Stated task:
Find the lines with the string "grid" and return them.

═══ Source records ═══

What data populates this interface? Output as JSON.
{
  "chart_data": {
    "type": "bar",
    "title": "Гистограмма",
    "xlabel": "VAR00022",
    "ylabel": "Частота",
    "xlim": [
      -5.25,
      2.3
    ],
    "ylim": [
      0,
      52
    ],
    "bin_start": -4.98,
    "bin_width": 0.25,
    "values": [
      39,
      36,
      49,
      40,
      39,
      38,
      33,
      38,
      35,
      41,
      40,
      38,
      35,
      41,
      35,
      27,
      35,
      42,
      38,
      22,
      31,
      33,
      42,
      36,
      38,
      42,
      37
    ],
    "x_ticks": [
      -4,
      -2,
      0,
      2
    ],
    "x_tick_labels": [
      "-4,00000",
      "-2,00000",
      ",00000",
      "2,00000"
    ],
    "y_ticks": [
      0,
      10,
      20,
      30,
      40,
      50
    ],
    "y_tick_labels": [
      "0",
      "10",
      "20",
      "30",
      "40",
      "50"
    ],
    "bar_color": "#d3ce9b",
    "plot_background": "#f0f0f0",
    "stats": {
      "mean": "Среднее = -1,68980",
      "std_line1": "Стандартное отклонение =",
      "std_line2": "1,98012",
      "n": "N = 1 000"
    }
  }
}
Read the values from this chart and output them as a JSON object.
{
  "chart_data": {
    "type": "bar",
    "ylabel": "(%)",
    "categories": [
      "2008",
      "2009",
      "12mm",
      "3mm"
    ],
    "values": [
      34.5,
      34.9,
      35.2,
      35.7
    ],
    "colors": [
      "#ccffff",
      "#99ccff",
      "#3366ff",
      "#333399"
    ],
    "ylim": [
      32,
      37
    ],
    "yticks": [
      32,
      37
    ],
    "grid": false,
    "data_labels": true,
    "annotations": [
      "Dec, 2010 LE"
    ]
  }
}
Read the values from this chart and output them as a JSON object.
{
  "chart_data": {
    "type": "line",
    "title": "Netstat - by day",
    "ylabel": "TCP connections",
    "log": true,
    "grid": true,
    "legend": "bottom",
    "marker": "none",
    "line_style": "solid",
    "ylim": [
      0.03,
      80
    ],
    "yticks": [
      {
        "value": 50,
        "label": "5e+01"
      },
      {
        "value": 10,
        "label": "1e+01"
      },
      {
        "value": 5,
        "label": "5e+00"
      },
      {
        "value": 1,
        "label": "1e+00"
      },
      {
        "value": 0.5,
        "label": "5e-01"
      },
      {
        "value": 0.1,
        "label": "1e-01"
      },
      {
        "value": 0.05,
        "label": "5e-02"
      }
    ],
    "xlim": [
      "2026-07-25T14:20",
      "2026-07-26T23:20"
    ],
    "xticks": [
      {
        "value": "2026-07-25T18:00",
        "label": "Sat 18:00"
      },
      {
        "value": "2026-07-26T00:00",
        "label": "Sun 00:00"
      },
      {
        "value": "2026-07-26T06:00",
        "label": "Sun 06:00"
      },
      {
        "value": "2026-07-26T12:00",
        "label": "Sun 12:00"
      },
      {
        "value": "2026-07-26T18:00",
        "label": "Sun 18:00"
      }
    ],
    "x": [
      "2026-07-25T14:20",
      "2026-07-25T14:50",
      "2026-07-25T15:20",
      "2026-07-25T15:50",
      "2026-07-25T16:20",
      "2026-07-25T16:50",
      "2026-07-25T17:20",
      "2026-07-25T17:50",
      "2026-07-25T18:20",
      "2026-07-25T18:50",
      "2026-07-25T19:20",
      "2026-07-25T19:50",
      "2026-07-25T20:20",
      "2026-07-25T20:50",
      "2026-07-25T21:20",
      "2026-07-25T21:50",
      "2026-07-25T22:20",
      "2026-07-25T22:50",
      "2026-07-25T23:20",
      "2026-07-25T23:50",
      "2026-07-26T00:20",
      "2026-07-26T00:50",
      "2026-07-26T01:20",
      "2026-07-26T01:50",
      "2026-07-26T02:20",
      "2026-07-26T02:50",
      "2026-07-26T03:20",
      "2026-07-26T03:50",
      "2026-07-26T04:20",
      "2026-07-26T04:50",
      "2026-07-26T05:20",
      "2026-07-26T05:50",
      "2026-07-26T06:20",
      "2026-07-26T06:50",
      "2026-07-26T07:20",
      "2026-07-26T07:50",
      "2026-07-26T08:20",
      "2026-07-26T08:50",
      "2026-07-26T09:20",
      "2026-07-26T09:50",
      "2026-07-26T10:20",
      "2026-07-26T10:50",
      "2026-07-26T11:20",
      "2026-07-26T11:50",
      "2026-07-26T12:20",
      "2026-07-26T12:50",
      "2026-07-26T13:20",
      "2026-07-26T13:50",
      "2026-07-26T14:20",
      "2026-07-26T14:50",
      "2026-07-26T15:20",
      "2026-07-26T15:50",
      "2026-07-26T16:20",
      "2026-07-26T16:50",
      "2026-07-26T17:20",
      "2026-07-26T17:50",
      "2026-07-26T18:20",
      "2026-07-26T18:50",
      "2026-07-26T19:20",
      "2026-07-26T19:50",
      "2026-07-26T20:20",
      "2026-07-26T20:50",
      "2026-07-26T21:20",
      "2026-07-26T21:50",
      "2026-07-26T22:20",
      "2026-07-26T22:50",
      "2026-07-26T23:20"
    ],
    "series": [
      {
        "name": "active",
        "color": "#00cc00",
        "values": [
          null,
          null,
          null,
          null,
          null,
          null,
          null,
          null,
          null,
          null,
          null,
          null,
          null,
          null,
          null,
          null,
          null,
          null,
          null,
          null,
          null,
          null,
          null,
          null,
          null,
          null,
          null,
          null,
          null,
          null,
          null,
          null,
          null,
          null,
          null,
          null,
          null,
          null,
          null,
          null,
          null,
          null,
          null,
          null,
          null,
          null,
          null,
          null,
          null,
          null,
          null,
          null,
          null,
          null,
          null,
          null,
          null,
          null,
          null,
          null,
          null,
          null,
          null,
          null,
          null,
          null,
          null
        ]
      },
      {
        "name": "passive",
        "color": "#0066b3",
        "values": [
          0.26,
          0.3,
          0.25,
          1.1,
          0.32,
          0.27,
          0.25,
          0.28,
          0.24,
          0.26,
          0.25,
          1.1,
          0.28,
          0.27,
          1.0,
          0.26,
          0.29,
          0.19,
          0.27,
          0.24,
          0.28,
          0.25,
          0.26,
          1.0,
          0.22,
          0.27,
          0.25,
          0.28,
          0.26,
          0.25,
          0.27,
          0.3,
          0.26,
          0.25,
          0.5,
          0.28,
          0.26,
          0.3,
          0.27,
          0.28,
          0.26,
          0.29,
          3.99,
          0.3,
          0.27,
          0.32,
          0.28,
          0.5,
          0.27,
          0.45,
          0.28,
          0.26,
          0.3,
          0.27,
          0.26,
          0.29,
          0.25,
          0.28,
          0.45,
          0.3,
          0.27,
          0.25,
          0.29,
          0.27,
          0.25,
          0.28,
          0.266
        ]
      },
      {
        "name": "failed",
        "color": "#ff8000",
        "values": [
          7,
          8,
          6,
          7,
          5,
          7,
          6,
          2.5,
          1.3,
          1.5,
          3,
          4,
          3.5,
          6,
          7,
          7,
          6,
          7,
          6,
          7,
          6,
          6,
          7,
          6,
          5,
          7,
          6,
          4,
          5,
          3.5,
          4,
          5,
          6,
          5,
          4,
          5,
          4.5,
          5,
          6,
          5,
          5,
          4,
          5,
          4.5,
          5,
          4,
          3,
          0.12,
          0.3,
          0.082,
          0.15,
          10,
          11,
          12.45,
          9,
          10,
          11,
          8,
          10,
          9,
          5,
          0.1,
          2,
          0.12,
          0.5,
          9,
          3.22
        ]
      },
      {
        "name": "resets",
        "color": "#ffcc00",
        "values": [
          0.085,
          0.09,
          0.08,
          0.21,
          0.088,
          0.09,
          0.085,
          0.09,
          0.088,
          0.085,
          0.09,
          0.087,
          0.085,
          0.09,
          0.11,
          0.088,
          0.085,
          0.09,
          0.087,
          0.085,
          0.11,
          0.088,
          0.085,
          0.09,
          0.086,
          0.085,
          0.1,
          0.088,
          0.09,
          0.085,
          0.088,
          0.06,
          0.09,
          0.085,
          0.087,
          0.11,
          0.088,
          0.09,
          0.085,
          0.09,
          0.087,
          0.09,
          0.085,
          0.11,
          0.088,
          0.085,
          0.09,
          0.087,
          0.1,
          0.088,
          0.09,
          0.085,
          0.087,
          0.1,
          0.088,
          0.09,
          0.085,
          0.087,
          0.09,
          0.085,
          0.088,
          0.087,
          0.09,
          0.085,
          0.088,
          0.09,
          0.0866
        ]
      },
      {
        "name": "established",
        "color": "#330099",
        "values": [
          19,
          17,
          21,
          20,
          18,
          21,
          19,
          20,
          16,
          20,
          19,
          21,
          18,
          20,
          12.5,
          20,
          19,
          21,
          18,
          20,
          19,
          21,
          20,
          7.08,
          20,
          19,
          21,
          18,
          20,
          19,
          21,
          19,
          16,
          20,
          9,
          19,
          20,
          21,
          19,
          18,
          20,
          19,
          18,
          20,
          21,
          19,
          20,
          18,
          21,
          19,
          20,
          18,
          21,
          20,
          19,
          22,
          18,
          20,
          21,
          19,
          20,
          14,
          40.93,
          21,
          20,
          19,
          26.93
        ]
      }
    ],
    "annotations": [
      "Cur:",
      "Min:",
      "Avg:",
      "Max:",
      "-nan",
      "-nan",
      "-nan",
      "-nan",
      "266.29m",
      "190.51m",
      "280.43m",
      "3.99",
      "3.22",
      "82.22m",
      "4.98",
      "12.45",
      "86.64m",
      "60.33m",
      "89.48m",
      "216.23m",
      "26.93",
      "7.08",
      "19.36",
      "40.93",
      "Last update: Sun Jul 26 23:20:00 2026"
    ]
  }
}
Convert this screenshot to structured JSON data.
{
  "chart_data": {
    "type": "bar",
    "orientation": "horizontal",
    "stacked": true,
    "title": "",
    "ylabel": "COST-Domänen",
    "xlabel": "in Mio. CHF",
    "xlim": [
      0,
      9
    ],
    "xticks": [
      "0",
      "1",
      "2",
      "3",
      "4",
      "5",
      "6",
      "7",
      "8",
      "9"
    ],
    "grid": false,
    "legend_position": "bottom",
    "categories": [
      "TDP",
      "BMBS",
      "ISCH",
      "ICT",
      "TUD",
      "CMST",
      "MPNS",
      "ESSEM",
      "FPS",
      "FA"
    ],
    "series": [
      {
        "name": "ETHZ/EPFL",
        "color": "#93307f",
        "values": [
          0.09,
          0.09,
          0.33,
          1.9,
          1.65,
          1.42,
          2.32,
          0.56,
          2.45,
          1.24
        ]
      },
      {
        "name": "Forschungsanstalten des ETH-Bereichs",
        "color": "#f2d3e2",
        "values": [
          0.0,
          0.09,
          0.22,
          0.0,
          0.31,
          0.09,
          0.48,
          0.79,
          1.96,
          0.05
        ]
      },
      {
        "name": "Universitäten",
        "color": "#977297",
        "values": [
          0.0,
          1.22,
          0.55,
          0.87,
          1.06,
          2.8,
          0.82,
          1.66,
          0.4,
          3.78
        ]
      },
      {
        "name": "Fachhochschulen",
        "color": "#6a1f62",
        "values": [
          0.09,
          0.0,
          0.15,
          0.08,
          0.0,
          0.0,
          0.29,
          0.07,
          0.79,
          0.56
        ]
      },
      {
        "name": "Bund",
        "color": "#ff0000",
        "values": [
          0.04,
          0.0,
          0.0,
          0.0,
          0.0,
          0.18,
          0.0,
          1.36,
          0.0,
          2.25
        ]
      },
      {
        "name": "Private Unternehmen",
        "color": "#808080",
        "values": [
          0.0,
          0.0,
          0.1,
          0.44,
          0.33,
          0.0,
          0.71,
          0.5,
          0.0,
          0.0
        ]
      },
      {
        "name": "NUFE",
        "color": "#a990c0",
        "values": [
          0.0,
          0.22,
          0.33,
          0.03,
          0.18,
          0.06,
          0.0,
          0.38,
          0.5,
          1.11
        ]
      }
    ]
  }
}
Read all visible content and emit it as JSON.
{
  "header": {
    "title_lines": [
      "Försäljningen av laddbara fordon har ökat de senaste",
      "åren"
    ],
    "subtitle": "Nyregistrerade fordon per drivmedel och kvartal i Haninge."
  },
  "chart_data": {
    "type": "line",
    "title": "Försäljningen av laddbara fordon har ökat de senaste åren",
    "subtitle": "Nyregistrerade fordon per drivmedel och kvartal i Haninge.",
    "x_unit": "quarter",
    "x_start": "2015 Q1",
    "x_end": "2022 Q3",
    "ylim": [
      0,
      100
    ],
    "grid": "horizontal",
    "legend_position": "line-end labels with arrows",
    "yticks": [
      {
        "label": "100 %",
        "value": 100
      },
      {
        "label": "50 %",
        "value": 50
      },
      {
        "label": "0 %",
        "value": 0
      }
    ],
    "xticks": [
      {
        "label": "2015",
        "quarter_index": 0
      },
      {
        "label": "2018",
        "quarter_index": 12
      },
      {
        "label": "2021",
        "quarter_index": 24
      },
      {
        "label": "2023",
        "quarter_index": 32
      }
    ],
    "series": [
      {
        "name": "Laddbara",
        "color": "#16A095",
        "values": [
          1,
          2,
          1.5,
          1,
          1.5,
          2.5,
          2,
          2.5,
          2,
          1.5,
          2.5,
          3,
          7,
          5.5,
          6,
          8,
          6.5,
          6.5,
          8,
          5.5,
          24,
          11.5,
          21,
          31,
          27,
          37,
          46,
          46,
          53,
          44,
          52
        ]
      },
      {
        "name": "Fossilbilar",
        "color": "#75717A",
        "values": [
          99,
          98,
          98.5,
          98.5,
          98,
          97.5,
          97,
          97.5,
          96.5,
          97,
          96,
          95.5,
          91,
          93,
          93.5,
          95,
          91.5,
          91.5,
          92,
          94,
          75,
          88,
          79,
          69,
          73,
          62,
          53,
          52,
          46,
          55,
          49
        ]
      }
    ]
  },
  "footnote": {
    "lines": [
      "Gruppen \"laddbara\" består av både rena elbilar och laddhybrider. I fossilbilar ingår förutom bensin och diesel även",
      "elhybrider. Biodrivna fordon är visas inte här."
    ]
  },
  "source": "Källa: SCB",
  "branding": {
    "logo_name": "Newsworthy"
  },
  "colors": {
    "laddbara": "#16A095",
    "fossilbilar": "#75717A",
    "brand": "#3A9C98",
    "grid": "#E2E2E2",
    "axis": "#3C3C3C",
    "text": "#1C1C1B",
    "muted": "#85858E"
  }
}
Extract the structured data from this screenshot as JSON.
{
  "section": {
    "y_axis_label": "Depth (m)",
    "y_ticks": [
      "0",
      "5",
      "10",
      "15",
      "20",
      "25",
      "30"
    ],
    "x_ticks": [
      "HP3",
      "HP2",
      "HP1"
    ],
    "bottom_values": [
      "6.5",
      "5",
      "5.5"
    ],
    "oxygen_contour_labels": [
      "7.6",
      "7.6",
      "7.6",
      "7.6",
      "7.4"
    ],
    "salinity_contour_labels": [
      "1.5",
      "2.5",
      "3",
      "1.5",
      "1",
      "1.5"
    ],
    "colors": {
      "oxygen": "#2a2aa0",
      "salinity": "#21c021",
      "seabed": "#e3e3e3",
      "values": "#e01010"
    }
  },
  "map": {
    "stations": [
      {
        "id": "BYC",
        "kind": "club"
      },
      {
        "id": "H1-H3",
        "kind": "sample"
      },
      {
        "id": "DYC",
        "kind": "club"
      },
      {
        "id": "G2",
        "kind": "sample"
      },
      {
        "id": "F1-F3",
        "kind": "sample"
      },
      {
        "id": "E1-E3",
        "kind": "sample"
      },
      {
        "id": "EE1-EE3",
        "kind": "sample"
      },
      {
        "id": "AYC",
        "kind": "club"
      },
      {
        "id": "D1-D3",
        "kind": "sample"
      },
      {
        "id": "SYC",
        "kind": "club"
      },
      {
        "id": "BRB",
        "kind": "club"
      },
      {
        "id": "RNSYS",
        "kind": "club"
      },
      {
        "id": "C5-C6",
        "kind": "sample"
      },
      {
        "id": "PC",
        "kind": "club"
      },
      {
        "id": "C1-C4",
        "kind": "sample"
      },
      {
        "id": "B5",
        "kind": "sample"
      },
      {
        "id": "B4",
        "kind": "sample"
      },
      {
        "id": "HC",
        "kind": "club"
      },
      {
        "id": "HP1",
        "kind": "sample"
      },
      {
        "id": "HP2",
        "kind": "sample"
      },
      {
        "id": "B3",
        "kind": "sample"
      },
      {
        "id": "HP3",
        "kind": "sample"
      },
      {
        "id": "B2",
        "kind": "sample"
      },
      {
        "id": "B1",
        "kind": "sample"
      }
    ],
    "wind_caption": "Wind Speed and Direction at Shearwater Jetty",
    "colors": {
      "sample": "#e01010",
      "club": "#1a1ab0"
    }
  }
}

═══

Output of the task:
    "grid": false,
    "grid": true,
    "grid": false,
    "grid": "horizontal",
    "grid": "#E2E2E2",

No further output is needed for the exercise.